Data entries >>
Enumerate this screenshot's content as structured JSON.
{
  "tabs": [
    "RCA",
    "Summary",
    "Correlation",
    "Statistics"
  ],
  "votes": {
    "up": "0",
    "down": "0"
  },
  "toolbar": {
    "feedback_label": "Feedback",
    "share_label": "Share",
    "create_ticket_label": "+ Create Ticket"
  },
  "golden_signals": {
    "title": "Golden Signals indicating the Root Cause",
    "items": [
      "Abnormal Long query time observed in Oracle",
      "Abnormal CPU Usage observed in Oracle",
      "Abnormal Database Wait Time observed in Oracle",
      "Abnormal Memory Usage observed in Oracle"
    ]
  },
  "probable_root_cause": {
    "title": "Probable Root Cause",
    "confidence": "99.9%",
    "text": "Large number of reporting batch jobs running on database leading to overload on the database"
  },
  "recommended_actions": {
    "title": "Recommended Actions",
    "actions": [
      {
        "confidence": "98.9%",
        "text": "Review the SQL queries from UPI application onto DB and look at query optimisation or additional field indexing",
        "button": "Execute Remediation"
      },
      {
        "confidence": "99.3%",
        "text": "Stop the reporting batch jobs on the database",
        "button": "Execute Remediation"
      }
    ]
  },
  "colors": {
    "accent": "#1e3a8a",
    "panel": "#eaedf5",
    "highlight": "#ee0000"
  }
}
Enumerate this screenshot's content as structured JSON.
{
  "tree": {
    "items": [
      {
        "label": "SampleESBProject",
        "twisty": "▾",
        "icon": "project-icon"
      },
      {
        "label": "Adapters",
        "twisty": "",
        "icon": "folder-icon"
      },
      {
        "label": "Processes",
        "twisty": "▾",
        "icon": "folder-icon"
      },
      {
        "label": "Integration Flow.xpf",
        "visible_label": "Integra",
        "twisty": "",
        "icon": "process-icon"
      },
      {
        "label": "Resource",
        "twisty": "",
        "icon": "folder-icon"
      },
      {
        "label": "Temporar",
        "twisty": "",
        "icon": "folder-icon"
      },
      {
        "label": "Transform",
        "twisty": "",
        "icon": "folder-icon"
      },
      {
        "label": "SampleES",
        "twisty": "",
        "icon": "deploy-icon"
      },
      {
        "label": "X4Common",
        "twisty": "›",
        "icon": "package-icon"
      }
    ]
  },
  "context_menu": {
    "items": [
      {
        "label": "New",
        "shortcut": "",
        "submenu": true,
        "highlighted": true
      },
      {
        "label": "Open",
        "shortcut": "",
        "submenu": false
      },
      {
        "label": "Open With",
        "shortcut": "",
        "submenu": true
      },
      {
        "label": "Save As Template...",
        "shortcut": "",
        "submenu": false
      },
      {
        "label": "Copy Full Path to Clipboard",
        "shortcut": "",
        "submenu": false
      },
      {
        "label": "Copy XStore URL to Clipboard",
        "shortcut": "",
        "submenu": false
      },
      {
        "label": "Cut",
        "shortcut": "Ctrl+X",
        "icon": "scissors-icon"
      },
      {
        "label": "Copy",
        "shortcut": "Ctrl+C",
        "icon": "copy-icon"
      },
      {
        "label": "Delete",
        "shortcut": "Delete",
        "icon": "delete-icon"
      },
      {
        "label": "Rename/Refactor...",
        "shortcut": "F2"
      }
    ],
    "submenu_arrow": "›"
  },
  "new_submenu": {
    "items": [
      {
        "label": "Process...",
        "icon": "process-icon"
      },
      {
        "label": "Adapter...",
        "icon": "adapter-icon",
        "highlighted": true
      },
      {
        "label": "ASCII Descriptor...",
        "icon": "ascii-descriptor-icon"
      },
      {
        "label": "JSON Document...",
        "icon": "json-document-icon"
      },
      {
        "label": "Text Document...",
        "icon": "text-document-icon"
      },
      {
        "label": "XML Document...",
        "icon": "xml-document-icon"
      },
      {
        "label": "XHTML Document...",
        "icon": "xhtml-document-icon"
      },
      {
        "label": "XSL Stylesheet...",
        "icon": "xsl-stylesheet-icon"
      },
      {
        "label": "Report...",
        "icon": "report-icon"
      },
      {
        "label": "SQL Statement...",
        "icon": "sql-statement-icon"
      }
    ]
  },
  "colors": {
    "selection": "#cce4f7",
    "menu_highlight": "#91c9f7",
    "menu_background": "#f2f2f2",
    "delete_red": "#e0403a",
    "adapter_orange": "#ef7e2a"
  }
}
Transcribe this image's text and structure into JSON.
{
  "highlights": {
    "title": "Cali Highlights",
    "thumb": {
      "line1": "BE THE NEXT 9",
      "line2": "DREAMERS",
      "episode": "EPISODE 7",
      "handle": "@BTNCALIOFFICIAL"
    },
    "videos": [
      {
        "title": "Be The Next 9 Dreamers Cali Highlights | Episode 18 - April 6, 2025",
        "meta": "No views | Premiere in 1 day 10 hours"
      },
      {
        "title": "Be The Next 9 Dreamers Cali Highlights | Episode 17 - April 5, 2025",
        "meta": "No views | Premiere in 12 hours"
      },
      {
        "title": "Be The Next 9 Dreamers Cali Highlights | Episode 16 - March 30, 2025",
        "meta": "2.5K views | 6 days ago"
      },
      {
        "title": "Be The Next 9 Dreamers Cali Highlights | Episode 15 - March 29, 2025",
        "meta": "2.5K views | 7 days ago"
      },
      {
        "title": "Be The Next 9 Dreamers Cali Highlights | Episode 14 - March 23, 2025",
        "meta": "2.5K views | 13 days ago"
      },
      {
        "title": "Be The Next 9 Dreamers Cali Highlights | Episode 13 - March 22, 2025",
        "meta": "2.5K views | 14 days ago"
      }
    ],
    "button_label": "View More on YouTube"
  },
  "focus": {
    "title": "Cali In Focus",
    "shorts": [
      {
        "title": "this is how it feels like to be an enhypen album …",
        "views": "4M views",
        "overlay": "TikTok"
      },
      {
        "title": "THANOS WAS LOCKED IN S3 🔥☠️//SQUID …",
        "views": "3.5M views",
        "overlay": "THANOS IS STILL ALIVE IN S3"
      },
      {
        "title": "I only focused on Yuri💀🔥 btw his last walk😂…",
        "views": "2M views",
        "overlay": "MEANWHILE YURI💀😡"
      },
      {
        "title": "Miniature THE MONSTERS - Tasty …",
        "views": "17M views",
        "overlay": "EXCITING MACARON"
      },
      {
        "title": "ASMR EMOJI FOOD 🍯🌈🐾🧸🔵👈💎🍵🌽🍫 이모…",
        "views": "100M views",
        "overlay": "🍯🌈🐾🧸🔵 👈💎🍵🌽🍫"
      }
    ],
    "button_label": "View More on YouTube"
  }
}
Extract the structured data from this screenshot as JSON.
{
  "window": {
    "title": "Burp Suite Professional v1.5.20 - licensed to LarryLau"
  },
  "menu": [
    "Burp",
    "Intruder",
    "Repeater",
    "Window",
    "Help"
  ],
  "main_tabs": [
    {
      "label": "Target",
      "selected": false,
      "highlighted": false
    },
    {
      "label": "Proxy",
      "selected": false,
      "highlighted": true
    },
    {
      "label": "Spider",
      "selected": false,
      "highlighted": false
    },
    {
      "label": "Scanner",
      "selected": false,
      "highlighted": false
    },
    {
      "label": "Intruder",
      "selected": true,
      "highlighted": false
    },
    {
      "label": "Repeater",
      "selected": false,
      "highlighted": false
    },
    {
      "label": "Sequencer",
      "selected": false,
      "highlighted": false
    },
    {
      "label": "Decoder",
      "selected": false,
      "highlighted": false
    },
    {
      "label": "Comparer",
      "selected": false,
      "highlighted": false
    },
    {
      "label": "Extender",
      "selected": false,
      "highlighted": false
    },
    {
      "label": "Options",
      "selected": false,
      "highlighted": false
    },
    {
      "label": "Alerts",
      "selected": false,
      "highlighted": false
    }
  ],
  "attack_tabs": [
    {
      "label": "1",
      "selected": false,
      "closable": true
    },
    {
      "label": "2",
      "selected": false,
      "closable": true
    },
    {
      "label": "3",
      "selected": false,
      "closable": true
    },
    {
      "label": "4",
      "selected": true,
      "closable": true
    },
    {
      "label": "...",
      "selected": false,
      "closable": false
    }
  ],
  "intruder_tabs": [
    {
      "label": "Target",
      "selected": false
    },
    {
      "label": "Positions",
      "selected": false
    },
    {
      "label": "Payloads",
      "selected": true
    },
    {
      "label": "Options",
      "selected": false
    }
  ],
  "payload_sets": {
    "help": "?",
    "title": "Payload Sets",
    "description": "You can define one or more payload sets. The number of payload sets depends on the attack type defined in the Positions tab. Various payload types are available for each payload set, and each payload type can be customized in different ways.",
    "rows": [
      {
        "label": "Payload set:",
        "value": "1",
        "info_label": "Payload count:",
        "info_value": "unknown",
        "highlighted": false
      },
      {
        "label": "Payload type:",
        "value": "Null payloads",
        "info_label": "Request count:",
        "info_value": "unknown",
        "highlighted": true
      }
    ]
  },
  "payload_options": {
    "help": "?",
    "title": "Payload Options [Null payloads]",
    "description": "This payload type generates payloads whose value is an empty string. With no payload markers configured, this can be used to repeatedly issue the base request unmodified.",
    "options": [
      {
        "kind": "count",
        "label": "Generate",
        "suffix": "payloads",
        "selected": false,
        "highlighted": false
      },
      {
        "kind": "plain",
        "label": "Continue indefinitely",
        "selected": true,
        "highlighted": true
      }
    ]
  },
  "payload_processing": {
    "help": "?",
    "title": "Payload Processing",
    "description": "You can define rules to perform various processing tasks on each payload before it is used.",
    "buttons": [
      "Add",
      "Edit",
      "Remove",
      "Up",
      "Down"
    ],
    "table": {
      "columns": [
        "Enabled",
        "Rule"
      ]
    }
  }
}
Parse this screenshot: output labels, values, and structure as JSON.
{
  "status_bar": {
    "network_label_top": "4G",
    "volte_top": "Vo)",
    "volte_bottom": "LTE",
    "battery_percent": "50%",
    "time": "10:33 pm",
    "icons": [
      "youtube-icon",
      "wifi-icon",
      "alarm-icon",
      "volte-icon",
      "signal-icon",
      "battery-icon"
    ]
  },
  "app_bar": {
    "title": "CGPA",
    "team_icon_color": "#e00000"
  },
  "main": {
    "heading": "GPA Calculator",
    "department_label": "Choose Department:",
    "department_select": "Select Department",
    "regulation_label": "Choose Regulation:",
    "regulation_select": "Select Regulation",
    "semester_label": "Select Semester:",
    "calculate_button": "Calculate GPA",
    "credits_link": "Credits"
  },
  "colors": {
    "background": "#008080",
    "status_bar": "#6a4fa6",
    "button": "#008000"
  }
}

Instructions to follow >> Look above for every line with the word "March" and copy it.

Written response >>
        "title": "Be The Next 9 Dreamers Cali Highlights | Episode 16 - March 30, 2025",
        "title": "Be The Next 9 Dreamers Cali Highlights | Episode 15 - March 29, 2025",
        "title": "Be The Next 9 Dreamers Cali Highlights | Episode 14 - March 23, 2025",
        "title": "Be The Next 9 Dreamers Cali Highlights | Episode 13 - March 22, 2025",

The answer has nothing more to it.